● GOAL OF THE EXERCISE
Reply with one number: the count of lines in the listing that contain the string "требованиям".

● DATA ROWS
———

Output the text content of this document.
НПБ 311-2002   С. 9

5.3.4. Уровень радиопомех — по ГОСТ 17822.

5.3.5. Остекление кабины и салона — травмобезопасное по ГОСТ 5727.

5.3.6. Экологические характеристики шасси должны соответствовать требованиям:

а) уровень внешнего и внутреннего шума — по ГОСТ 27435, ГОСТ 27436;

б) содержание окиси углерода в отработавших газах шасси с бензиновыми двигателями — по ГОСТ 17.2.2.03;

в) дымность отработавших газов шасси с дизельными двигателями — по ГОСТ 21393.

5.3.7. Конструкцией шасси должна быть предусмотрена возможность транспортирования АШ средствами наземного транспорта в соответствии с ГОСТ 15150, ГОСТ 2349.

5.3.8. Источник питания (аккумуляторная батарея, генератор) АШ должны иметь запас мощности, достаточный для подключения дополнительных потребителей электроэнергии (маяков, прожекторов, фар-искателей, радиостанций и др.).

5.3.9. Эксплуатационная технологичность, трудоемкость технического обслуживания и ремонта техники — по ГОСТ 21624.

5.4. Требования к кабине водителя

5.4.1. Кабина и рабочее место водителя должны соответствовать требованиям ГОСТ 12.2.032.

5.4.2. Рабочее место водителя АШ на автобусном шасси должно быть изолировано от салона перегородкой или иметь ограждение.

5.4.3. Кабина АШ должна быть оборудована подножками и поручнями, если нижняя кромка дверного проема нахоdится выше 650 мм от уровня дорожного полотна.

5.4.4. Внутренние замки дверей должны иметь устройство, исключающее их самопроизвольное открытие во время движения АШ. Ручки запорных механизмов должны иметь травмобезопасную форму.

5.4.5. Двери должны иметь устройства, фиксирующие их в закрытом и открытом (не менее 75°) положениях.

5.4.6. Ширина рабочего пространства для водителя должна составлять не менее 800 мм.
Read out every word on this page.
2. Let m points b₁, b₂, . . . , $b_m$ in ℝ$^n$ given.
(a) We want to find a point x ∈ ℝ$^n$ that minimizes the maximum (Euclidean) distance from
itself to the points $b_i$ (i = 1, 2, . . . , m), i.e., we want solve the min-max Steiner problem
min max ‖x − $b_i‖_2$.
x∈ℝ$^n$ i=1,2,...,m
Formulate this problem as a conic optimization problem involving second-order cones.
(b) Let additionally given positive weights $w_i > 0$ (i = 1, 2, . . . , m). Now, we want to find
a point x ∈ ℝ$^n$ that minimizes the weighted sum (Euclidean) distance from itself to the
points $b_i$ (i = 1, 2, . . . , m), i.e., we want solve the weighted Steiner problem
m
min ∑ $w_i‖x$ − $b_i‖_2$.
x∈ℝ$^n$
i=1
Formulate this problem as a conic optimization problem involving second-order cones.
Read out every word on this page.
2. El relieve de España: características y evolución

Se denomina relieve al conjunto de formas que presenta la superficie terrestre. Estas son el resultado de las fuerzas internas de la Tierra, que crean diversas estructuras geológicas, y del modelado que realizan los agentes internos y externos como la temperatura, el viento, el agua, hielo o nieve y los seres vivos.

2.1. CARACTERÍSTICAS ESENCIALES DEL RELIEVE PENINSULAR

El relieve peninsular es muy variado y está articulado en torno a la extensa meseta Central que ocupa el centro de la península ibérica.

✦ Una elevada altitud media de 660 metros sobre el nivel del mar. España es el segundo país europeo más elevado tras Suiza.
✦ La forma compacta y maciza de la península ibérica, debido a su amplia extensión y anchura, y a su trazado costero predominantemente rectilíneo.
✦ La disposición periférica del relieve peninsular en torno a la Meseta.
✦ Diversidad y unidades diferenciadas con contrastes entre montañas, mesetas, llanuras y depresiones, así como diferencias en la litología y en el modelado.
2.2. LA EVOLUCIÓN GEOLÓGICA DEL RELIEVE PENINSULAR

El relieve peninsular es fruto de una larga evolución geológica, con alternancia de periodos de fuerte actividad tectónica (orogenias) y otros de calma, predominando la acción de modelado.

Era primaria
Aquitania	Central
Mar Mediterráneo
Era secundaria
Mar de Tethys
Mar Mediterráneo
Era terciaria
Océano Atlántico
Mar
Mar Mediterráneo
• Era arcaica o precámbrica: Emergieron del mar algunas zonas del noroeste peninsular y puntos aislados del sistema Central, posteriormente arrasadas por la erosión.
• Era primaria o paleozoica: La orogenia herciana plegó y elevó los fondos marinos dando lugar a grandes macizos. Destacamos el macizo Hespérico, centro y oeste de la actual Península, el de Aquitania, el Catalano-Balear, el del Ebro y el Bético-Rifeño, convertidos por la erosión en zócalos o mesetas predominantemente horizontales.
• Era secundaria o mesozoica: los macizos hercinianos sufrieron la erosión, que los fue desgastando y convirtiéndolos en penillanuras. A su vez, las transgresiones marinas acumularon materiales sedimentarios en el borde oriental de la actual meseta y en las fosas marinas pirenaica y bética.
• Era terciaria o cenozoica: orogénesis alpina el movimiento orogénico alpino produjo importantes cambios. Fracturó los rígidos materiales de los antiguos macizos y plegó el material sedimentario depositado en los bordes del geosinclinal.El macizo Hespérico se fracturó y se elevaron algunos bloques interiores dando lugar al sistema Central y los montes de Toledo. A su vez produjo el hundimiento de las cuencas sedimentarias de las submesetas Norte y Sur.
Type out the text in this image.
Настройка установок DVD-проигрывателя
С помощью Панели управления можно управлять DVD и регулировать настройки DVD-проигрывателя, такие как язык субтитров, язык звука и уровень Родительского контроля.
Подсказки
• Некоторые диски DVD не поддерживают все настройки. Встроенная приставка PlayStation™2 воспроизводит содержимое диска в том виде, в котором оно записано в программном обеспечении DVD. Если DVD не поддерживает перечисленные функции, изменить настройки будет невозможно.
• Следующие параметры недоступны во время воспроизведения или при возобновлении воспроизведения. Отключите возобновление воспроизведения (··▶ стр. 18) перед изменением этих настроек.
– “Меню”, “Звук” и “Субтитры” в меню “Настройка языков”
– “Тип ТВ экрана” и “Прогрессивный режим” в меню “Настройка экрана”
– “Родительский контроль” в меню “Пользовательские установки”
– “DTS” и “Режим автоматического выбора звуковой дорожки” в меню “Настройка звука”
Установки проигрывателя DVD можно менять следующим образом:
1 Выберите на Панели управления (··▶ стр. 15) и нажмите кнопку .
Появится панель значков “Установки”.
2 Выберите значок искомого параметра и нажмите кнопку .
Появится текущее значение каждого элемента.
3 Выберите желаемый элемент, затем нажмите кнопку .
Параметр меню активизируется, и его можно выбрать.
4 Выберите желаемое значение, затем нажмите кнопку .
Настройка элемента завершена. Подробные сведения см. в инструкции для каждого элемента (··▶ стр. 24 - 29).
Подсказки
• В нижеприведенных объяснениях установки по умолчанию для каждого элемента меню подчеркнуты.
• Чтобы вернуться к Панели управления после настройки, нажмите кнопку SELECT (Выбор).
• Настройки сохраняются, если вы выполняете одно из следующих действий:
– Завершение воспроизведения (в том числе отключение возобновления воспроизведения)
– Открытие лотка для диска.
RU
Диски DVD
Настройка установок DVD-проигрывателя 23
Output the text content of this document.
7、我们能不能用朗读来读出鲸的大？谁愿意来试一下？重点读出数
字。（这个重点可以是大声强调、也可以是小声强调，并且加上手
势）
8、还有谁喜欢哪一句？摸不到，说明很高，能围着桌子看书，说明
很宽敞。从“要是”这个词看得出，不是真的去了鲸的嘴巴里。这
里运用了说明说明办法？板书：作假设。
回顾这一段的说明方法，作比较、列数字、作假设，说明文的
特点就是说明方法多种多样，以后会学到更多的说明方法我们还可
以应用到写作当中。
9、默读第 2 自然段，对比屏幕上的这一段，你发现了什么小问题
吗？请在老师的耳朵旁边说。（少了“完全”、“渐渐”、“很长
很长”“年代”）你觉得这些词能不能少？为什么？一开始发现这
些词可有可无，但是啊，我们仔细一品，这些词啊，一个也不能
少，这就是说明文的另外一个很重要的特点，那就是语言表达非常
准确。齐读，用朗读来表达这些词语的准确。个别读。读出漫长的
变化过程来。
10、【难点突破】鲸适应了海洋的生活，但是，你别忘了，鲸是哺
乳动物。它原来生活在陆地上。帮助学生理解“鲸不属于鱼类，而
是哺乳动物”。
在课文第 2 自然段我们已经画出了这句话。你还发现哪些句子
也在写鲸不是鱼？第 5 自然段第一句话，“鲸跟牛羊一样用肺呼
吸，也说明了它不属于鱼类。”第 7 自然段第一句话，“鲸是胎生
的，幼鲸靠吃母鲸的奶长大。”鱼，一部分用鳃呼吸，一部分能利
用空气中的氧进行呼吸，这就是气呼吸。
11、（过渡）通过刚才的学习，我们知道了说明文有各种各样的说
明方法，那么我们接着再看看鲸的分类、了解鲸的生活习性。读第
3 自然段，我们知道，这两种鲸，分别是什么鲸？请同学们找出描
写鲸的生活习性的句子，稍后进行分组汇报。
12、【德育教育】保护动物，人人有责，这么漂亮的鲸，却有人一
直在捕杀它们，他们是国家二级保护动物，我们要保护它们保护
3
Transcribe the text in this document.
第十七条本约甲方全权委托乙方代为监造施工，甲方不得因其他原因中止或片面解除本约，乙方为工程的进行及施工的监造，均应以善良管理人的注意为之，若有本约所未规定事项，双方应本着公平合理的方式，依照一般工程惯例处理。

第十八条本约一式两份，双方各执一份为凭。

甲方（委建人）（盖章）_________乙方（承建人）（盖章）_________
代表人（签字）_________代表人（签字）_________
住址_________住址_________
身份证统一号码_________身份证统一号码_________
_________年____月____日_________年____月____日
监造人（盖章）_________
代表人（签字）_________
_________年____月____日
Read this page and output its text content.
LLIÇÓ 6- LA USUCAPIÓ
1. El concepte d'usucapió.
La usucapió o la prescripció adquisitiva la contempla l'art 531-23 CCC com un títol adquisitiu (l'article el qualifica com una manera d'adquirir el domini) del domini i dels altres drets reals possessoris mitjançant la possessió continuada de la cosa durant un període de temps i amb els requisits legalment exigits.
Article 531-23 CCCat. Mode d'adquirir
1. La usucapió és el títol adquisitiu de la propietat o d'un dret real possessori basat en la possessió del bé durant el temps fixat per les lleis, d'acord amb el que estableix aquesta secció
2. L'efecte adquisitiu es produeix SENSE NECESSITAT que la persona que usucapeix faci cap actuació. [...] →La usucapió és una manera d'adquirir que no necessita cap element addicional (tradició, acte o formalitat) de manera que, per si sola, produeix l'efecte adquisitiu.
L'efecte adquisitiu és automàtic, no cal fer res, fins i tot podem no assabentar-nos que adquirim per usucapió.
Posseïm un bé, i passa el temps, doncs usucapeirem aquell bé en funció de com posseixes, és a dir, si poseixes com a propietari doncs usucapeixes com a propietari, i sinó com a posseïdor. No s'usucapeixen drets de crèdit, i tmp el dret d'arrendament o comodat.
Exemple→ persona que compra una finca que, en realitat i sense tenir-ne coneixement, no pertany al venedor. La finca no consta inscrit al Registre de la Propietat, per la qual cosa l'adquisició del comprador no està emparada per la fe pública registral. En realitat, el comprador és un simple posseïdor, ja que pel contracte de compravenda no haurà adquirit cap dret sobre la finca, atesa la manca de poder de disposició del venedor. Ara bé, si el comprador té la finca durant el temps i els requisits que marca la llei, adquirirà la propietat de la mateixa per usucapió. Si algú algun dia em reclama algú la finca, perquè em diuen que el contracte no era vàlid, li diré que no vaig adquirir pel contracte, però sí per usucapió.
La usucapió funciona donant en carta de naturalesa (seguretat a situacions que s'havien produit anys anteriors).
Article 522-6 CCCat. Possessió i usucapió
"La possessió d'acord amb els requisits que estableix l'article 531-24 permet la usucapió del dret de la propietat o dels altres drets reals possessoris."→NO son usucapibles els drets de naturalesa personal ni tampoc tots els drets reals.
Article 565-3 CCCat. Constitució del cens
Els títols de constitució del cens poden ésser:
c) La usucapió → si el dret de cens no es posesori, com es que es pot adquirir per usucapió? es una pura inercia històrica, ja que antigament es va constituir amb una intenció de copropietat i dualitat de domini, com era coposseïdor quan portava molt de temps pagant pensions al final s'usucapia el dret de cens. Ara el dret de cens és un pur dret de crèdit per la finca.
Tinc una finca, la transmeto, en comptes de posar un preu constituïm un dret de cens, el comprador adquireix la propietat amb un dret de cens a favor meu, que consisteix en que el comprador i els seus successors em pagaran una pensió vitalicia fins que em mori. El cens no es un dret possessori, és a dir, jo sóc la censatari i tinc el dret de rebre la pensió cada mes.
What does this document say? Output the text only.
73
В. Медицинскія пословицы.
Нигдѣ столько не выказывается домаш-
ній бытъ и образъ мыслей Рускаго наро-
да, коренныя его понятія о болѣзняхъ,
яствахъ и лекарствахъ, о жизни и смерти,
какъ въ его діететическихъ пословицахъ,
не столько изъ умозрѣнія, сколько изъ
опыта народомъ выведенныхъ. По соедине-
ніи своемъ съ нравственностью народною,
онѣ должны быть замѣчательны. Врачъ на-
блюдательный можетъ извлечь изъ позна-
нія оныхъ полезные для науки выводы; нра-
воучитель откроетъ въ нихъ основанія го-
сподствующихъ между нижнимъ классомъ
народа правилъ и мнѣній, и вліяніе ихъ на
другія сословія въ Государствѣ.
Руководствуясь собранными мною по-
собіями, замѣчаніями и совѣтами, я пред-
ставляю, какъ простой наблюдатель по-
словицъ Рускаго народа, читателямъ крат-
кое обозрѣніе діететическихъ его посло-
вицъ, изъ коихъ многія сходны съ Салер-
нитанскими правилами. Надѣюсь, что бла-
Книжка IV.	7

———

● ANSWER TO THIS PROBLEM
2